Exercise objective: Set down the records once more, please, exactly and with the pictures left out.

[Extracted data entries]
-- START --
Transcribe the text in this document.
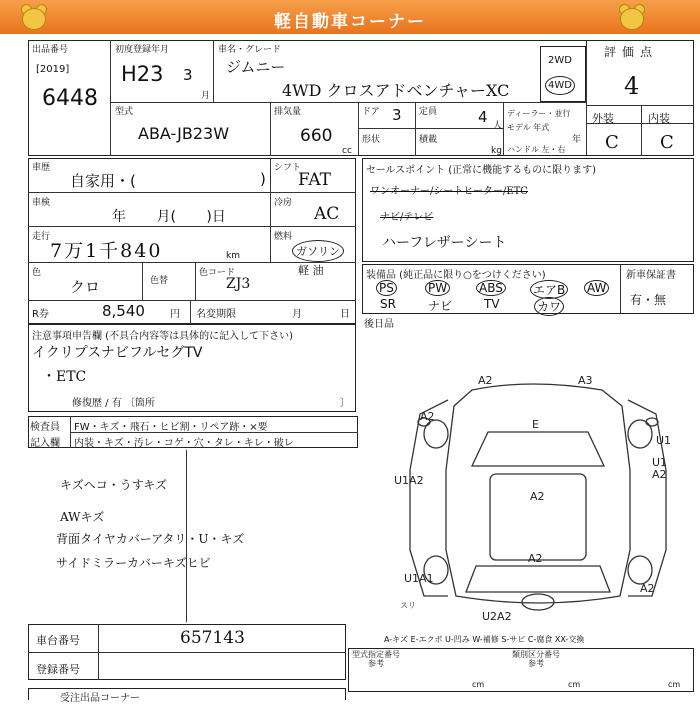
軽自動車コーナー
出品番号
[2019]
6448
初度登録年月
H23 3
月
車名・グレード
ジムニー
4WD クロスアドベンチャーXC
2WD
4WD
評価点
4
外装	内装
C C
型式
ABA-JB23W
排気量
660
cc
ドア 3 定員	4 人
形状	積載
kg
ディーラー・並行
モデル 年式
年
ハンドル 左・右
車歴
自家用・(	)
シフト
FAT
車検
年 月( )日
冷房
AC
走行
7万1千840	km
燃料
ガソリン
軽 油
色
クロ	色替
色コード
ZJ3
R券	8,540	円 名変期限	月	日
セールスポイント (正常に機能するものに限ります)
ワンオーナー/シートヒーター/ETC
ナビ/テレビ
ハーフレザーシート
装備品 (純正品に限り○をつけください)	新車保証書
有・無
PS	PW	ABS	エアB AW
SR	ナビ	TV	カワ
後日品
注意事項申告欄 (不具合内容等は具体的に記入して下さい)
イクリプスナビフルセグTV
・ETC
修復歴 / 有 〔箇所	〕
検査員
記入欄
FW・キズ・飛石・ヒビ割・リペア跡・×要
内装・キズ・汚レ・コゲ・穴・タレ・キレ・破レ
キズヘコ・うすキズ
AWキズ
背面タイヤカバーアタリ・U・キズ
サイドミラーカバーキズヒビ
A2	A3
E
A2
U1
U1A2
A2
A2
U1
A2
U1A1
A2
U2A2
スリ
A-キズ E-エクボ U-凹み W-補修 S-サビ C-腐食 XX-交換
車台番号	657143
登録番号
型式指定番号
参考
類別区分番号
参考
cm	cm	cm
受注出品コーナー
-- END --
Answer in full:
Transcribe the text in this document.
軽自動車コーナー
出品番号
[2019]
6448
初度登録年月
H23 3
月
車名・グレード
ジムニー
4WD クロスアドベンチャーXC
2WD
4WD
評価点
4
外装	内装
C C
型式
ABA-JB23W
排気量
660
cc
ドア 3 定員	4 人
形状	積載
kg
ディーラー・並行
モデル 年式
年
ハンドル 左・右
車歴
自家用・(	)
シフト
FAT
車検
年 月( )日
冷房
AC
走行
7万1千840	km
燃料
ガソリン
軽 油
色
クロ	色替
色コード
ZJ3
R券	8,540	円 名変期限	月	日
セールスポイント (正常に機能するものに限ります)
ワンオーナー/シートヒーター/ETC
ナビ/テレビ
ハーフレザーシート
装備品 (純正品に限り○をつけください)	新車保証書
有・無
PS	PW	ABS	エアB AW
SR	ナビ	TV	カワ
後日品
注意事項申告欄 (不具合内容等は具体的に記入して下さい)
イクリプスナビフルセグTV
・ETC
修復歴 / 有 〔箇所	〕
検査員
記入欄
FW・キズ・飛石・ヒビ割・リペア跡・×要
内装・キズ・汚レ・コゲ・穴・タレ・キレ・破レ
キズヘコ・うすキズ
AWキズ
背面タイヤカバーアタリ・U・キズ
サイドミラーカバーキズヒビ
A2	A3
E
A2
U1
U1A2
A2
A2
U1
A2
U1A1
A2
U2A2
スリ
A-キズ E-エクボ U-凹み W-補修 S-サビ C-腐食 XX-交換
車台番号	657143
登録番号
型式指定番号
参考
類別区分番号
参考
cm	cm	cm
受注出品コーナー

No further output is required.